*DATA SHOWN*.
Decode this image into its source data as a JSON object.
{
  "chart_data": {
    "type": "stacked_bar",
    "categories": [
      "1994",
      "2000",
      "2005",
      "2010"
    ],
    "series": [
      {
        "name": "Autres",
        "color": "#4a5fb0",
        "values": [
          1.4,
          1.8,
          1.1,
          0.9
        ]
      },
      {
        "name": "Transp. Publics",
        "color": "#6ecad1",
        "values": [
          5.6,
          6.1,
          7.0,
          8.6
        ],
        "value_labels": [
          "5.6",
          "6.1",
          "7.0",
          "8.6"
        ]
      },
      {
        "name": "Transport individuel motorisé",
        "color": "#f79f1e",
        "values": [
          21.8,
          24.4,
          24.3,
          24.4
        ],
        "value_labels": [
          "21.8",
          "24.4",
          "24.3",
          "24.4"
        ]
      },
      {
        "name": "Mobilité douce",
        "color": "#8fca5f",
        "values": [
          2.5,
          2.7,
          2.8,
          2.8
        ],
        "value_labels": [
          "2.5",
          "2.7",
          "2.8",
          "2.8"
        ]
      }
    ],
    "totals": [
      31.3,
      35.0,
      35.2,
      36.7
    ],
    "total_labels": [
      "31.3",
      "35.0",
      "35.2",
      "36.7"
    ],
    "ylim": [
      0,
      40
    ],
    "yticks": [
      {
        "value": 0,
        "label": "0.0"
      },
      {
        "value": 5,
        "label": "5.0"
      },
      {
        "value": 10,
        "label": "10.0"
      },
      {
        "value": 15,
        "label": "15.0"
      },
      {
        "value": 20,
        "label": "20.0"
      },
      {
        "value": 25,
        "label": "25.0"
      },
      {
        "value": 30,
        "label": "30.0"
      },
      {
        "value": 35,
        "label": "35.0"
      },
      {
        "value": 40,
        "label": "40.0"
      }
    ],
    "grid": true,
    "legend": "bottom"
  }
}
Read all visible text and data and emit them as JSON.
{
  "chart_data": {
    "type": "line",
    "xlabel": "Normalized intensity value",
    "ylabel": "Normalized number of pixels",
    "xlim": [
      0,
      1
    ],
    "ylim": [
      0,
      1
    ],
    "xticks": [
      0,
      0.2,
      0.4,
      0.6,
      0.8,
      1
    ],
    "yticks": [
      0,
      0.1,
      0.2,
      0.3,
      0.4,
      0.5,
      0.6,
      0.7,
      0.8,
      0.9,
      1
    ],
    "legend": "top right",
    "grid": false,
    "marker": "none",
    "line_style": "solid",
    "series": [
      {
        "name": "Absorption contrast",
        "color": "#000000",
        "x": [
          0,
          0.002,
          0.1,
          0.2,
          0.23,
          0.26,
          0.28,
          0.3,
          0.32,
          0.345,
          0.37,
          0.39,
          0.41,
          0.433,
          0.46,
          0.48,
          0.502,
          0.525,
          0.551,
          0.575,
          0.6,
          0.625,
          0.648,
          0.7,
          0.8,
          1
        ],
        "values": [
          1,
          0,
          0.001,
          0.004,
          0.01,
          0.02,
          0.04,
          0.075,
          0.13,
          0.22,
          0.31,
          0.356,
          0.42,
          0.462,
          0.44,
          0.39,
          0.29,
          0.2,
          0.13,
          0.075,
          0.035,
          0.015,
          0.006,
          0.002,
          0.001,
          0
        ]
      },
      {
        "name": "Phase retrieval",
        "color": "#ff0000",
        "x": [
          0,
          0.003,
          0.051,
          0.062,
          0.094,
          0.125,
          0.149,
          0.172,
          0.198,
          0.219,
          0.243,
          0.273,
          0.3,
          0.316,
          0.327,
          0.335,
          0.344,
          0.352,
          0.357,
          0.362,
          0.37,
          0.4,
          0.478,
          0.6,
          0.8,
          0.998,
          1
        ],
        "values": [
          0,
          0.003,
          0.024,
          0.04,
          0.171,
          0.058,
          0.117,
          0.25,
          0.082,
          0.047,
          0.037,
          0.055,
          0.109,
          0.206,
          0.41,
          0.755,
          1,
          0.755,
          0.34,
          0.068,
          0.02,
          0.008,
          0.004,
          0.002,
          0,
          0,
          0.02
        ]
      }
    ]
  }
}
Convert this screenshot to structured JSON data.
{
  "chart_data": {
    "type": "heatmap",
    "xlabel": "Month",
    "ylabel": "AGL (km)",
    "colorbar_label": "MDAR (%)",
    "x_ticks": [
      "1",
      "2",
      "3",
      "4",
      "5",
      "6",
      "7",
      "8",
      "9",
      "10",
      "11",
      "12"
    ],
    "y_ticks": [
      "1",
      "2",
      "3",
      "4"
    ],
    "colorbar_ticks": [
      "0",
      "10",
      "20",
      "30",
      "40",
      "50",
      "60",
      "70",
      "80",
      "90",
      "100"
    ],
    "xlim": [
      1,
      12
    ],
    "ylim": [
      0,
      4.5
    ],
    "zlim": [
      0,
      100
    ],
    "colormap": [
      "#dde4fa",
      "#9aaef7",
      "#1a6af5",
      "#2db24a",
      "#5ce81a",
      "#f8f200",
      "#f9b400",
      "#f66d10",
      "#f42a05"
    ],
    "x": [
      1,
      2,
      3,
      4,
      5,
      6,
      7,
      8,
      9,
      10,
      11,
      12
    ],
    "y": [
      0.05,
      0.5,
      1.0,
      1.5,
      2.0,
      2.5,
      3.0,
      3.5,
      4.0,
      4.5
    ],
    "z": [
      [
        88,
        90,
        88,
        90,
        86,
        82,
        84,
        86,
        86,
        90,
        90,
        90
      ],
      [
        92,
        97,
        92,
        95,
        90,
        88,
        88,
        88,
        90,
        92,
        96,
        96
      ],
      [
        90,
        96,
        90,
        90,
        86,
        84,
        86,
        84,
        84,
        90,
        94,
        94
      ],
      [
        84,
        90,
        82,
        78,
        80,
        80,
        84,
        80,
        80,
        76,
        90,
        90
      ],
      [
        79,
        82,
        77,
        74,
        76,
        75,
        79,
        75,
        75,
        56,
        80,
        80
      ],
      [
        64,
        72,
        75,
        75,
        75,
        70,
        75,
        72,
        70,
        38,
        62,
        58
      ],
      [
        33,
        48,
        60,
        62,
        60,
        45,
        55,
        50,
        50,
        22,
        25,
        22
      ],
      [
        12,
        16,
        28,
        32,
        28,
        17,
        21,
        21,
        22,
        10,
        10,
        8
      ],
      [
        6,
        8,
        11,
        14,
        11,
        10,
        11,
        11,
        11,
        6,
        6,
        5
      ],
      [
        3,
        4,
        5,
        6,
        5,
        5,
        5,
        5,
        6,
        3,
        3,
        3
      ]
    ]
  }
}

*WHAT TO DO*. From the listing above, extract every line exactly as it stands.

*FINISHED TASK*.
Decode this image into its source data as a JSON object.
{
  "chart_data": {
    "type": "stacked_bar",
    "categories": [
      "1994",
      "2000",
      "2005",
      "2010"
    ],
    "series": [
      {
        "name": "Autres",
        "color": "#4a5fb0",
        "values": [
          1.4,
          1.8,
          1.1,
          0.9
        ]
      },
      {
        "name": "Transp. Publics",
        "color": "#6ecad1",
        "values": [
          5.6,
          6.1,
          7.0,
          8.6
        ],
        "value_labels": [
          "5.6",
          "6.1",
          "7.0",
          "8.6"
        ]
      },
      {
        "name": "Transport individuel motorisé",
        "color": "#f79f1e",
        "values": [
          21.8,
          24.4,
          24.3,
          24.4
        ],
        "value_labels": [
          "21.8",
          "24.4",
          "24.3",
          "24.4"
        ]
      },
      {
        "name": "Mobilité douce",
        "color": "#8fca5f",
        "values": [
          2.5,
          2.7,
          2.8,
          2.8
        ],
        "value_labels": [
          "2.5",
          "2.7",
          "2.8",
          "2.8"
        ]
      }
    ],
    "totals": [
      31.3,
      35.0,
      35.2,
      36.7
    ],
    "total_labels": [
      "31.3",
      "35.0",
      "35.2",
      "36.7"
    ],
    "ylim": [
      0,
      40
    ],
    "yticks": [
      {
        "value": 0,
        "label": "0.0"
      },
      {
        "value": 5,
        "label": "5.0"
      },
      {
        "value": 10,
        "label": "10.0"
      },
      {
        "value": 15,
        "label": "15.0"
      },
      {
        "value": 20,
        "label": "20.0"
      },
      {
        "value": 25,
        "label": "25.0"
      },
      {
        "value": 30,
        "label": "30.0"
      },
      {
        "value": 35,
        "label": "35.0"
      },
      {
        "value": 40,
        "label": "40.0"
      }
    ],
    "grid": true,
    "legend": "bottom"
  }
}
Read all visible text and data and emit them as JSON.
{
  "chart_data": {
    "type": "line",
    "xlabel": "Normalized intensity value",
    "ylabel": "Normalized number of pixels",
    "xlim": [
      0,
      1
    ],
    "ylim": [
      0,
      1
    ],
    "xticks": [
      0,
      0.2,
      0.4,
      0.6,
      0.8,
      1
    ],
    "yticks": [
      0,
      0.1,
      0.2,
      0.3,
      0.4,
      0.5,
      0.6,
      0.7,
      0.8,
      0.9,
      1
    ],
    "legend": "top right",
    "grid": false,
    "marker": "none",
    "line_style": "solid",
    "series": [
      {
        "name": "Absorption contrast",
        "color": "#000000",
        "x": [
          0,
          0.002,
          0.1,
          0.2,
          0.23,
          0.26,
          0.28,
          0.3,
          0.32,
          0.345,
          0.37,
          0.39,
          0.41,
          0.433,
          0.46,
          0.48,
          0.502,
          0.525,
          0.551,
          0.575,
          0.6,
          0.625,
          0.648,
          0.7,
          0.8,
          1
        ],
        "values": [
          1,
          0,
          0.001,
          0.004,
          0.01,
          0.02,
          0.04,
          0.075,
          0.13,
          0.22,
          0.31,
          0.356,
          0.42,
          0.462,
          0.44,
          0.39,
          0.29,
          0.2,
          0.13,
          0.075,
          0.035,
          0.015,
          0.006,
          0.002,
          0.001,
          0
        ]
      },
      {
        "name": "Phase retrieval",
        "color": "#ff0000",
        "x": [
          0,
          0.003,
          0.051,
          0.062,
          0.094,
          0.125,
          0.149,
          0.172,
          0.198,
          0.219,
          0.243,
          0.273,
          0.3,
          0.316,
          0.327,
          0.335,
          0.344,
          0.352,
          0.357,
          0.362,
          0.37,
          0.4,
          0.478,
          0.6,
          0.8,
          0.998,
          1
        ],
        "values": [
          0,
          0.003,
          0.024,
          0.04,
          0.171,
          0.058,
          0.117,
          0.25,
          0.082,
          0.047,
          0.037,
          0.055,
          0.109,
          0.206,
          0.41,
          0.755,
          1,
          0.755,
          0.34,
          0.068,
          0.02,
          0.008,
          0.004,
          0.002,
          0,
          0,
          0.02
        ]
      }
    ]
  }
}
Convert this screenshot to structured JSON data.
{
  "chart_data": {
    "type": "heatmap",
    "xlabel": "Month",
    "ylabel": "AGL (km)",
    "colorbar_label": "MDAR (%)",
    "x_ticks": [
      "1",
      "2",
      "3",
      "4",
      "5",
      "6",
      "7",
      "8",
      "9",
      "10",
      "11",
      "12"
    ],
    "y_ticks": [
      "1",
      "2",
      "3",
      "4"
    ],
    "colorbar_ticks": [
      "0",
      "10",
      "20",
      "30",
      "40",
      "50",
      "60",
      "70",
      "80",
      "90",
      "100"
    ],
    "xlim": [
      1,
      12
    ],
    "ylim": [
      0,
      4.5
    ],
    "zlim": [
      0,
      100
    ],
    "colormap": [
      "#dde4fa",
      "#9aaef7",
      "#1a6af5",
      "#2db24a",
      "#5ce81a",
      "#f8f200",
      "#f9b400",
      "#f66d10",
      "#f42a05"
    ],
    "x": [
      1,
      2,
      3,
      4,
      5,
      6,
      7,
      8,
      9,
      10,
      11,
      12
    ],
    "y": [
      0.05,
      0.5,
      1.0,
      1.5,
      2.0,
      2.5,
      3.0,
      3.5,
      4.0,
      4.5
    ],
    "z": [
      [
        88,
        90,
        88,
        90,
        86,
        82,
        84,
        86,
        86,
        90,
        90,
        90
      ],
      [
        92,
        97,
        92,
        95,
        90,
        88,
        88,
        88,
        90,
        92,
        96,
        96
      ],
      [
        90,
        96,
        90,
        90,
        86,
        84,
        86,
        84,
        84,
        90,
        94,
        94
      ],
      [
        84,
        90,
        82,
        78,
        80,
        80,
        84,
        80,
        80,
        76,
        90,
        90
      ],
      [
        79,
        82,
        77,
        74,
        76,
        75,
        79,
        75,
        75,
        56,
        80,
        80
      ],
      [
        64,
        72,
        75,
        75,
        75,
        70,
        75,
        72,
        70,
        38,
        62,
        58
      ],
      [
        33,
        48,
        60,
        62,
        60,
        45,
        55,
        50,
        50,
        22,
        25,
        22
      ],
      [
        12,
        16,
        28,
        32,
        28,
        17,
        21,
        21,
        22,
        10,
        10,
        8
      ],
      [
        6,
        8,
        11,
        14,
        11,
        10,
        11,
        11,
        11,
        6,
        6,
        5
      ],
      [
        3,
        4,
        5,
        6,
        5,
        5,
        5,
        5,
        6,
        3,
        3,
        3
      ]
    ]
  }
}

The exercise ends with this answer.